| Set task |
Pull out every line below that holds the word "единицу".

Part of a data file
▬▬▬
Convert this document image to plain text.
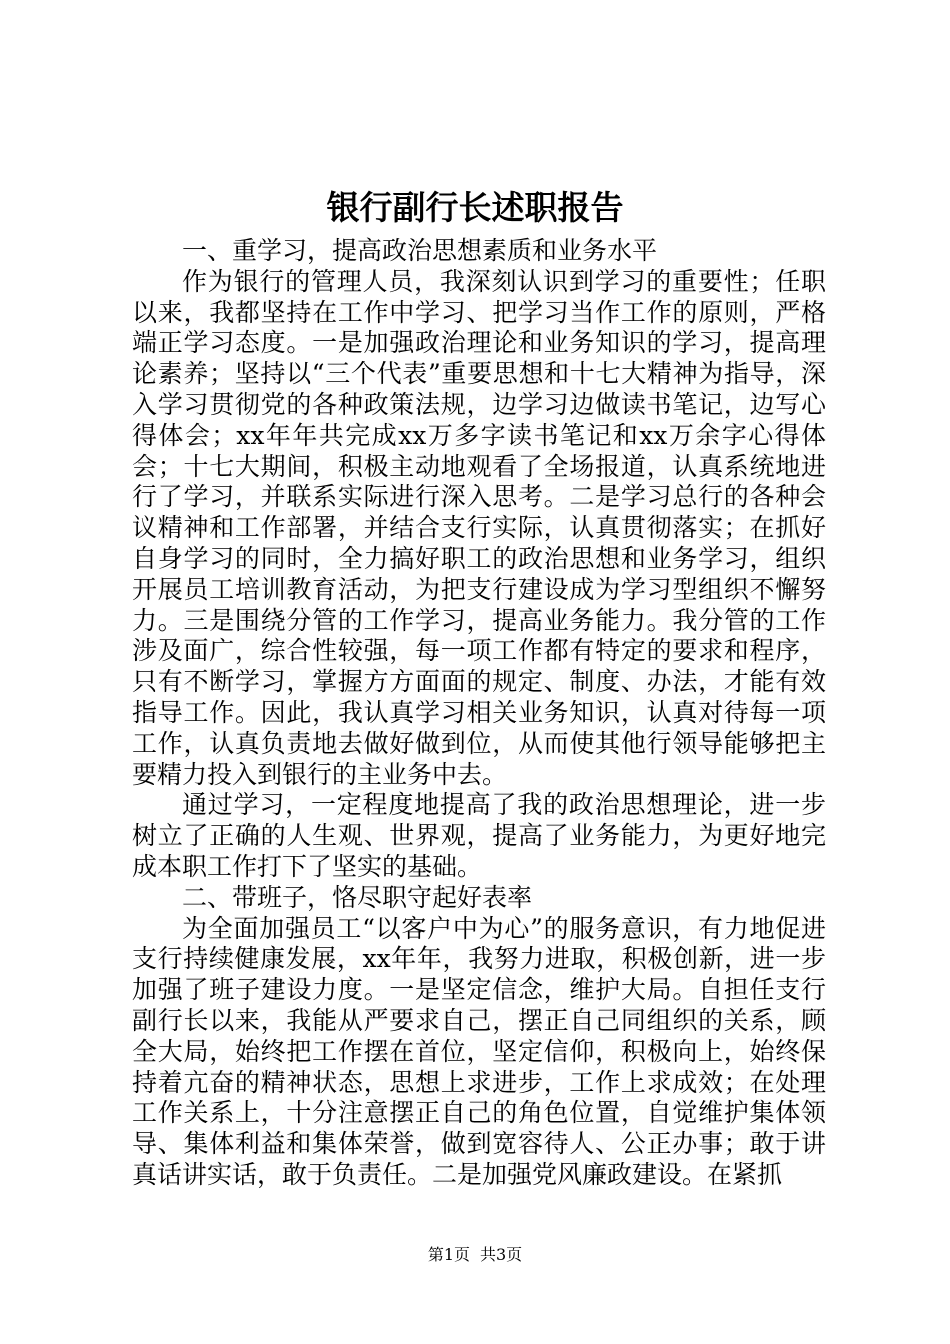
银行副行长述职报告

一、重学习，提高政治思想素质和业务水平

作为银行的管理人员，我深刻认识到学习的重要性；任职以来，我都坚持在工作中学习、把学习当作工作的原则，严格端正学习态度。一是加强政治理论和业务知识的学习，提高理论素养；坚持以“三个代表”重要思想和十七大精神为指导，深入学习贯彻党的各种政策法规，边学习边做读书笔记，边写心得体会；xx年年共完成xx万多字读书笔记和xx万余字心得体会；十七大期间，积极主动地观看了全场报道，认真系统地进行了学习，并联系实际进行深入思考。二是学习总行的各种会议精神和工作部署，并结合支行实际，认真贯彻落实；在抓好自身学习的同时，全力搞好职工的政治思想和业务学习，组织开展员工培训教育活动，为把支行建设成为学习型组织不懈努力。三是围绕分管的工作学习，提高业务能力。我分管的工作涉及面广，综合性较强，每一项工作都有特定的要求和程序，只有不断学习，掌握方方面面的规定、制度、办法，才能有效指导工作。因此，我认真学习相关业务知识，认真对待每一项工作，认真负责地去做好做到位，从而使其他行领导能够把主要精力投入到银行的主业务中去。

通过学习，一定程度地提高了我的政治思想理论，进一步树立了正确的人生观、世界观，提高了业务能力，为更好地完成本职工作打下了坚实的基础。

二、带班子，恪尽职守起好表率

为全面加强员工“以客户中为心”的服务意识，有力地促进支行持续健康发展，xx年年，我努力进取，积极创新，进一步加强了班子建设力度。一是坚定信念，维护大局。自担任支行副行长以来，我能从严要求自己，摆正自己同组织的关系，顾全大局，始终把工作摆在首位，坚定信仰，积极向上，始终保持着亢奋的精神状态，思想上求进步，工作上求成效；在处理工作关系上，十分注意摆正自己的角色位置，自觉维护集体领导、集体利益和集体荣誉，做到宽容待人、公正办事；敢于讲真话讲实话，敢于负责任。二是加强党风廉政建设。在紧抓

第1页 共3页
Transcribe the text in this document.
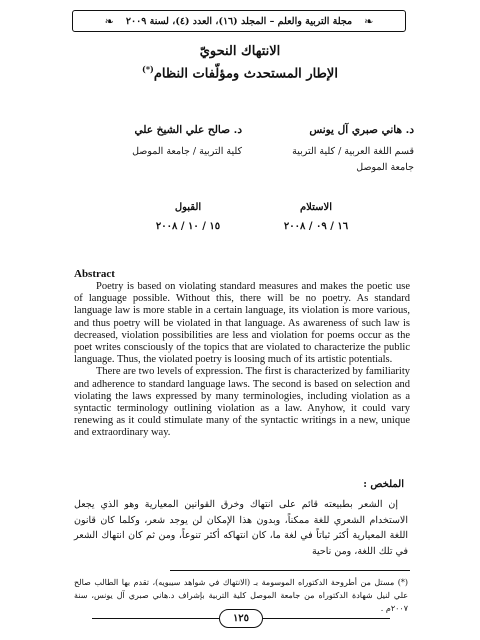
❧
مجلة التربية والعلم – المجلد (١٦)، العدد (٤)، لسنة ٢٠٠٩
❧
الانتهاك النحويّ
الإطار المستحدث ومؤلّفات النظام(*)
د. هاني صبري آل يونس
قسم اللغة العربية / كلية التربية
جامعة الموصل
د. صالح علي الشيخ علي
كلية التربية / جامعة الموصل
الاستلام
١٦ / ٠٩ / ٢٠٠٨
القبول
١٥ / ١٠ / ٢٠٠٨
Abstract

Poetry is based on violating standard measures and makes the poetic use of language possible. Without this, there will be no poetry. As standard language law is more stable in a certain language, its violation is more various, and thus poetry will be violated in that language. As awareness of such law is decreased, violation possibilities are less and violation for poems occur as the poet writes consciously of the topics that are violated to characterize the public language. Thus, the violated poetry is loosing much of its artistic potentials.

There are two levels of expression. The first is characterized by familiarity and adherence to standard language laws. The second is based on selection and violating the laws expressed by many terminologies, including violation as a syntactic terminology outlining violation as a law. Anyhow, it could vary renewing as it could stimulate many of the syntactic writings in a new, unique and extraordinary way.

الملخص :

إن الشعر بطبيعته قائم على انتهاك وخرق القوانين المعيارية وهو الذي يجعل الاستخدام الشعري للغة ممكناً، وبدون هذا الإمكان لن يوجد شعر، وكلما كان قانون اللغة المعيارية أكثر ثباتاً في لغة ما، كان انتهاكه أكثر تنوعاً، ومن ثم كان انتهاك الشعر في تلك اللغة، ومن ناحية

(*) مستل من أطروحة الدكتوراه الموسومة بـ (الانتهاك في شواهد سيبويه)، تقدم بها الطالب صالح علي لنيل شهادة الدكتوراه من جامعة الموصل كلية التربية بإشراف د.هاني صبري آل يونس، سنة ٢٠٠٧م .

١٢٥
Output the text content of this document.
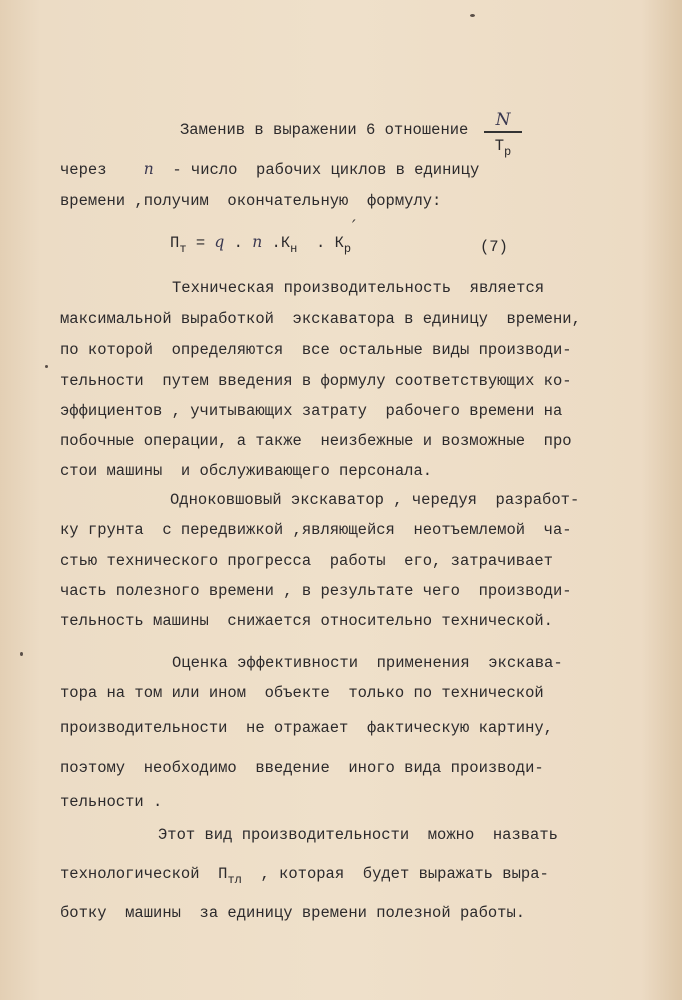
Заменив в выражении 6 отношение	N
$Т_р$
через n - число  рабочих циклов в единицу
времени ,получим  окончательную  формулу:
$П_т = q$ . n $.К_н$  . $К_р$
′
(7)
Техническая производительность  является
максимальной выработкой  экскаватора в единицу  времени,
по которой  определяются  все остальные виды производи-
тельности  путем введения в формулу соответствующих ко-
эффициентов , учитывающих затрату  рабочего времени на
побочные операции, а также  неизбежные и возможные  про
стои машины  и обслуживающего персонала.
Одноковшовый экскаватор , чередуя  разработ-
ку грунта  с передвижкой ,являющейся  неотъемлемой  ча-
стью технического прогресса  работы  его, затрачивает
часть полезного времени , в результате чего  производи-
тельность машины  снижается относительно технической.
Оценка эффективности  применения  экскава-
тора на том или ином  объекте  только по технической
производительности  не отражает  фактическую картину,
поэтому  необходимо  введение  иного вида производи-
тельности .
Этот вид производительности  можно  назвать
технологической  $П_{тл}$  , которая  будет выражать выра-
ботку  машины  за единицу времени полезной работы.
▬▬▬
| Response |
через n - число  рабочих циклов в единицу
максимальной выработкой  экскаватора в единицу  времени,
ботку  машины  за единицу времени полезной работы.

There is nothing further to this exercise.